Records follow. Pull out every line that contains "review".
+++
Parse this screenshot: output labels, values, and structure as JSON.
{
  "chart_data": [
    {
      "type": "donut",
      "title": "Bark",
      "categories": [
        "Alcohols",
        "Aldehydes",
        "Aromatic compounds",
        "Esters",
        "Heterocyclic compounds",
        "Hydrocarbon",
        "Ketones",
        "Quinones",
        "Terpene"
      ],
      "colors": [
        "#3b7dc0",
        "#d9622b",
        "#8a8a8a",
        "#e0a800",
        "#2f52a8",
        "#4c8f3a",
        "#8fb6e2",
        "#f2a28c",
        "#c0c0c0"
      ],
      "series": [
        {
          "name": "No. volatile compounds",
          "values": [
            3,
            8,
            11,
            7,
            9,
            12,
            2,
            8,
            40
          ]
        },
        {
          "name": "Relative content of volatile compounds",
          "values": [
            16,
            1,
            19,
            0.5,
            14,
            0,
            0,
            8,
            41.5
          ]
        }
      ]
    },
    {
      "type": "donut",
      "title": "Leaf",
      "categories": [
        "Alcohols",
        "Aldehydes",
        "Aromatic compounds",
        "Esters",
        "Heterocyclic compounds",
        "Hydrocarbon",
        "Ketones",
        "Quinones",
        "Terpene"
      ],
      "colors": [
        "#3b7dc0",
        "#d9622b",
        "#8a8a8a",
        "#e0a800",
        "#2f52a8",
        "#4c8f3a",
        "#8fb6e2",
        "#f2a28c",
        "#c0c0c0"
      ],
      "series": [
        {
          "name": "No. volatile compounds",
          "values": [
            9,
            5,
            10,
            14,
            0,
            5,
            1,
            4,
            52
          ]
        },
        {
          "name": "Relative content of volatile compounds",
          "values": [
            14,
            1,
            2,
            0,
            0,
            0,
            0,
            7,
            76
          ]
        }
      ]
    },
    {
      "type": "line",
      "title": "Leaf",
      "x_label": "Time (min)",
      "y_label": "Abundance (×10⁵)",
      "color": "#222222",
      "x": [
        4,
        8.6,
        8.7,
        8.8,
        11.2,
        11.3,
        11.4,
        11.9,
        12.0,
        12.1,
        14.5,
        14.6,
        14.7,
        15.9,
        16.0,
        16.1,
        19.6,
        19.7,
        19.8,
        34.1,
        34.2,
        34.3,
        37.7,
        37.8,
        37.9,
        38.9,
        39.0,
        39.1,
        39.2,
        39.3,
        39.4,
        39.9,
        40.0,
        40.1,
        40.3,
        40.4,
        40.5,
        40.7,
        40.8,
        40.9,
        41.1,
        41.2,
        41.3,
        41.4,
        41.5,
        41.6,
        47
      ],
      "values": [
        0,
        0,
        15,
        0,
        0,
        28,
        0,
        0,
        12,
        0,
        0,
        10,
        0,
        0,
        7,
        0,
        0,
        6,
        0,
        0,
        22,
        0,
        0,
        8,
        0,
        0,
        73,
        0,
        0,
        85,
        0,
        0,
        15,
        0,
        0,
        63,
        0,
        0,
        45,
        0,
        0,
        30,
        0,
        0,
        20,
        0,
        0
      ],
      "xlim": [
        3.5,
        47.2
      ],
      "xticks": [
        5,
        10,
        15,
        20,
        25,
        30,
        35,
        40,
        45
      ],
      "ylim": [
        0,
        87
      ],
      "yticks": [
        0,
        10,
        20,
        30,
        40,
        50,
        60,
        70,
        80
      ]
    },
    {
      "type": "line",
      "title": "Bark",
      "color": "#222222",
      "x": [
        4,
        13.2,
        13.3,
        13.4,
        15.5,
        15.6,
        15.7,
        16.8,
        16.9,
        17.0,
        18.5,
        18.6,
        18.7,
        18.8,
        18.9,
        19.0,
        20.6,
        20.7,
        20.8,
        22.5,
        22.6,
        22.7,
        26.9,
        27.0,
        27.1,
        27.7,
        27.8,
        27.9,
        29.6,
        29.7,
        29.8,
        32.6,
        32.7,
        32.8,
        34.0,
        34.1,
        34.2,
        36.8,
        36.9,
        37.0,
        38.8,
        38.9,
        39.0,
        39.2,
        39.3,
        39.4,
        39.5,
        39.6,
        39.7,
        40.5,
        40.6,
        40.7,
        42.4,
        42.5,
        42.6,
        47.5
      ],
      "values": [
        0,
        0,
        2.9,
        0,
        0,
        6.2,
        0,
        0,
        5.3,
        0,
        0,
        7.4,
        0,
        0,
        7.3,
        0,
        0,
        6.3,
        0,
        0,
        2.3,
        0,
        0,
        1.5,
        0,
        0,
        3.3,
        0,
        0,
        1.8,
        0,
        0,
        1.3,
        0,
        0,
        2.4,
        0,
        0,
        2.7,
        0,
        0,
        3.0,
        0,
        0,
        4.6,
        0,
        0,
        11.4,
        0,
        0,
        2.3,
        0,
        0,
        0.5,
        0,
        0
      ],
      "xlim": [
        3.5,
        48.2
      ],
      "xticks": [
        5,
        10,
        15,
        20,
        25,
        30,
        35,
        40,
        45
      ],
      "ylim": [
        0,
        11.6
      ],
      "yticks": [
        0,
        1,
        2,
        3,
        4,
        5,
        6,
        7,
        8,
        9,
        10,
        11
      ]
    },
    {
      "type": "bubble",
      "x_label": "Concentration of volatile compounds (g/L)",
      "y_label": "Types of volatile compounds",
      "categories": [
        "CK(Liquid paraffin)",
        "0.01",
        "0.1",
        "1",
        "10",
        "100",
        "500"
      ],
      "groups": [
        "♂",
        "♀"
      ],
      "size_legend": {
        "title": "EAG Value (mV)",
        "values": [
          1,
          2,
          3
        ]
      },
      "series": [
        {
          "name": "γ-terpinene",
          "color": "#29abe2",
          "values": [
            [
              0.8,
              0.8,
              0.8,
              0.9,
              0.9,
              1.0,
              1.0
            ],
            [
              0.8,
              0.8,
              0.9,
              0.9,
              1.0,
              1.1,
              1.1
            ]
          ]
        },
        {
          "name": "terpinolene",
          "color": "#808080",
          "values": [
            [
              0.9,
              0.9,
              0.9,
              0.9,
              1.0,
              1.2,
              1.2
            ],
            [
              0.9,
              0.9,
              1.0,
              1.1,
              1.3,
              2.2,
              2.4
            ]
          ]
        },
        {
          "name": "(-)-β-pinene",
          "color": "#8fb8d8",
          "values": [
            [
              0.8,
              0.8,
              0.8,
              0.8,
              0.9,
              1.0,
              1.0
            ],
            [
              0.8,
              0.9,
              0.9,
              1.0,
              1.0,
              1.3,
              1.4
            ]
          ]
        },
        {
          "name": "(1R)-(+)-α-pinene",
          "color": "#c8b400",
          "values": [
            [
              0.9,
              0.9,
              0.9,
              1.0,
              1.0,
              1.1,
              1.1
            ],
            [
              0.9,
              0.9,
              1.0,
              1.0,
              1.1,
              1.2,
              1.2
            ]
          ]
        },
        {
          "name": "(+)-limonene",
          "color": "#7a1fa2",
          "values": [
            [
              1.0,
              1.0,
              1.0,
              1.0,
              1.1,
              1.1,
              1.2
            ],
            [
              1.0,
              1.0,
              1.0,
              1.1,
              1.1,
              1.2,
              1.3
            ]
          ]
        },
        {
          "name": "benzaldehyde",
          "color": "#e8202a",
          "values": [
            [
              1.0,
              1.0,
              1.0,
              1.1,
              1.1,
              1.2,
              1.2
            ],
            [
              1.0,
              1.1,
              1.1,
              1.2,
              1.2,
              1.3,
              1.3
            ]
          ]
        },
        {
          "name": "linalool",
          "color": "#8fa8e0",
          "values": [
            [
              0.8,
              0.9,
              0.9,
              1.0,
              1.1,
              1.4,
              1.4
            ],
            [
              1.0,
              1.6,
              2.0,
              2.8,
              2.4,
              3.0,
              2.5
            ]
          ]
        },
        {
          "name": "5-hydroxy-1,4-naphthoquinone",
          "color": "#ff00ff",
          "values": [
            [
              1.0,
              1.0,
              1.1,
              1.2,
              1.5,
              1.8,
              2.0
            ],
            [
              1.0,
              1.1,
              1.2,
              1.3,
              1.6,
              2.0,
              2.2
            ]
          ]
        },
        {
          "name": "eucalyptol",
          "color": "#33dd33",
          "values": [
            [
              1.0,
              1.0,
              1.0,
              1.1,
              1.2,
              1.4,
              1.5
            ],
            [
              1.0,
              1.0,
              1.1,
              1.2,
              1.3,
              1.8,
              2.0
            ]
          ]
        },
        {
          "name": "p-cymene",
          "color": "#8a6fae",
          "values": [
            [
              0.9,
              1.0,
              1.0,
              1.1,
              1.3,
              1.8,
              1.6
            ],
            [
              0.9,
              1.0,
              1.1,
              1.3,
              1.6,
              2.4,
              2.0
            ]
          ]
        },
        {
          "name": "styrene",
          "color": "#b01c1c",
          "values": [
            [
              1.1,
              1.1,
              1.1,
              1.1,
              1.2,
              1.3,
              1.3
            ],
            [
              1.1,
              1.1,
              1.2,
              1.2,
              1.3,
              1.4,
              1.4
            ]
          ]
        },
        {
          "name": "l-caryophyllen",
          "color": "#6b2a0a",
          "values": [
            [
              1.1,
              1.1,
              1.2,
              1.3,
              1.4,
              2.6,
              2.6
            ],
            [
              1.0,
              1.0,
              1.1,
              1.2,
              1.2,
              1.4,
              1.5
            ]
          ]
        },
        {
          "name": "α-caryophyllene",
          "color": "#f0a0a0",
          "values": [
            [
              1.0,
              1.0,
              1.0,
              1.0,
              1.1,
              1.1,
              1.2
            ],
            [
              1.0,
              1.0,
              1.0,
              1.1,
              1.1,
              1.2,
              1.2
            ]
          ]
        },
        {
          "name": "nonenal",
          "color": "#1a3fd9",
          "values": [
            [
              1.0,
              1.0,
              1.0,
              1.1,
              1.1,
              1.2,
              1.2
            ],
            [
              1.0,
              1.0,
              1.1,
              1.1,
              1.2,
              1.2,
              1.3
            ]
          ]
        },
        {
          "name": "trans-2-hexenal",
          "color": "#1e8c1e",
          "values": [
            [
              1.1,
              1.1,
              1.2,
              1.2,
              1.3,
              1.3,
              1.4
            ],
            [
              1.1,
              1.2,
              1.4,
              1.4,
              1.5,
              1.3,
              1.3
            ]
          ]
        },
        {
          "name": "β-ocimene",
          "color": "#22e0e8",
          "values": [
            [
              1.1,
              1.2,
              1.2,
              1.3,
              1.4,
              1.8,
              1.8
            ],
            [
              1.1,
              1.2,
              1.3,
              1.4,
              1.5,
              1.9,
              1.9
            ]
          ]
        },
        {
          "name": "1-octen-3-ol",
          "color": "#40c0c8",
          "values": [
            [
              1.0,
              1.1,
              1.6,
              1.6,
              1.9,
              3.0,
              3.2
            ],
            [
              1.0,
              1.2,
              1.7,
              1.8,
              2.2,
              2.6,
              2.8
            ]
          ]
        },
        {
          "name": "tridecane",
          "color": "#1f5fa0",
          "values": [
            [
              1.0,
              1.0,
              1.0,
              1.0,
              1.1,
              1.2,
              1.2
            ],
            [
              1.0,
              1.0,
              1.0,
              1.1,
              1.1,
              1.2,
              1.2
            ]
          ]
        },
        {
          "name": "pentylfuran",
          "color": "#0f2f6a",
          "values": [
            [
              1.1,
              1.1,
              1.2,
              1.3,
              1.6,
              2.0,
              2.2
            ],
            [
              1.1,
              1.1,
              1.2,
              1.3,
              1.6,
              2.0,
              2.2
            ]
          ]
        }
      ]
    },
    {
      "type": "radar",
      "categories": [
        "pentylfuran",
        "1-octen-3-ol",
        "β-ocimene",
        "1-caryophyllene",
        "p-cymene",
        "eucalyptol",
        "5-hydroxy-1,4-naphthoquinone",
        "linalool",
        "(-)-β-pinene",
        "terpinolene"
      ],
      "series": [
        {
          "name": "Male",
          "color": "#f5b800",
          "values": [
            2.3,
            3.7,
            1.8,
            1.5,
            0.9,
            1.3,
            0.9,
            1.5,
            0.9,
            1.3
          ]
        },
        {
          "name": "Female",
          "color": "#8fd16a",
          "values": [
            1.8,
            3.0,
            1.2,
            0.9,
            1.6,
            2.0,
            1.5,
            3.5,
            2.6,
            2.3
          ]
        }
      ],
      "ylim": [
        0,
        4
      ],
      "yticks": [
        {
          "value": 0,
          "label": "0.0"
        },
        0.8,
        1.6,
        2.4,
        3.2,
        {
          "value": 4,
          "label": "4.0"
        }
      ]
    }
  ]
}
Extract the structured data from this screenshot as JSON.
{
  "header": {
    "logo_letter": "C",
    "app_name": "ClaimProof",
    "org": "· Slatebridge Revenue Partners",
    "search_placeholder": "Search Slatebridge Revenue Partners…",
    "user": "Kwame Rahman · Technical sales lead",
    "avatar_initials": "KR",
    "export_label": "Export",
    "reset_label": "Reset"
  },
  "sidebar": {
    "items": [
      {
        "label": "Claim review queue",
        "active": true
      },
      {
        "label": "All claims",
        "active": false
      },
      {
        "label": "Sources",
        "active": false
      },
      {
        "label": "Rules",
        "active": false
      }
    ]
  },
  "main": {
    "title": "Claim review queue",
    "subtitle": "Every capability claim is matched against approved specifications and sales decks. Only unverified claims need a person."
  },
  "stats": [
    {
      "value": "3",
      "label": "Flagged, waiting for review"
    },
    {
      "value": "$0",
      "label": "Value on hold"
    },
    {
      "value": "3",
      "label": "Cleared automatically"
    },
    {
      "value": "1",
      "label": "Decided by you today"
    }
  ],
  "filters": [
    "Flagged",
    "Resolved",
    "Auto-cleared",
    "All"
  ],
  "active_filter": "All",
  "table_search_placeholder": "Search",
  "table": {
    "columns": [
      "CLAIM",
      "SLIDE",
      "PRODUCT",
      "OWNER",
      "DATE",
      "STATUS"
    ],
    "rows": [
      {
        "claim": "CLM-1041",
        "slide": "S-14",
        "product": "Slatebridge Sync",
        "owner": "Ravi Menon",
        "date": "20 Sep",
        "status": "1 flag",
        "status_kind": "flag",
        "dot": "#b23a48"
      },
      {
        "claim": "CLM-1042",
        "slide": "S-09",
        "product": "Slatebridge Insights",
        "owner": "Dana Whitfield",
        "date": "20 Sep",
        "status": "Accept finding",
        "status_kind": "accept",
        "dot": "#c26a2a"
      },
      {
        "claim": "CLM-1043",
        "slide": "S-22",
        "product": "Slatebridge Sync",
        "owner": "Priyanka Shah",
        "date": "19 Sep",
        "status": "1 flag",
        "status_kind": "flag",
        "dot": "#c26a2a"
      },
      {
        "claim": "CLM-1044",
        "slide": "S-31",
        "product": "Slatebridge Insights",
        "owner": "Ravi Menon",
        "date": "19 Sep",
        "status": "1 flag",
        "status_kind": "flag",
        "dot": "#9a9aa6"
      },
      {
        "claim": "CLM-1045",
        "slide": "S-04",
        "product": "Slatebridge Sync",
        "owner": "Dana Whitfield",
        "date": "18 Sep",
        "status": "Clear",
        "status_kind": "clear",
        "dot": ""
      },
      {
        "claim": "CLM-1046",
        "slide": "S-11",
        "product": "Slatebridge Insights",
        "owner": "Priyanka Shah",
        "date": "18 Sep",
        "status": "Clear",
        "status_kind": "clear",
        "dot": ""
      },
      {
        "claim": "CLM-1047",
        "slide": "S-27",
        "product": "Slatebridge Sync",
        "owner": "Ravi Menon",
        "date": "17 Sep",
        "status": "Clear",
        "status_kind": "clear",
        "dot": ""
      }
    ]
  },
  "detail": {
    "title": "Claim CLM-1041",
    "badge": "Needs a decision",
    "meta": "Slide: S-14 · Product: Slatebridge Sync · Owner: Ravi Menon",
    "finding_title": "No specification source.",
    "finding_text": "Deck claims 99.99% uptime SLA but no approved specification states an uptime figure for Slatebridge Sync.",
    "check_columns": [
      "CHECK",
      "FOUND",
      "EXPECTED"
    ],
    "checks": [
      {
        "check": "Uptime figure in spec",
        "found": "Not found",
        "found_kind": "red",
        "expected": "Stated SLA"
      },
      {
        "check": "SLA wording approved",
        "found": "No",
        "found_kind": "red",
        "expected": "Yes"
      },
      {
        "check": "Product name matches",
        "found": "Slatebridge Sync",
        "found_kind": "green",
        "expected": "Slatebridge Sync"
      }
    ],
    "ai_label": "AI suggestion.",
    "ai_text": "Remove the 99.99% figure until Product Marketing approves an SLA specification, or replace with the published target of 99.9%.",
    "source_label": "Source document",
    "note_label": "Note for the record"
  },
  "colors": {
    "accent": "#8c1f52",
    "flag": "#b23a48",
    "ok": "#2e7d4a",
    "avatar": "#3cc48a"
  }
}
+++
Exercise response:
        "label": "Claim review queue",
    "title": "Claim review queue",
      "label": "Flagged, waiting for review"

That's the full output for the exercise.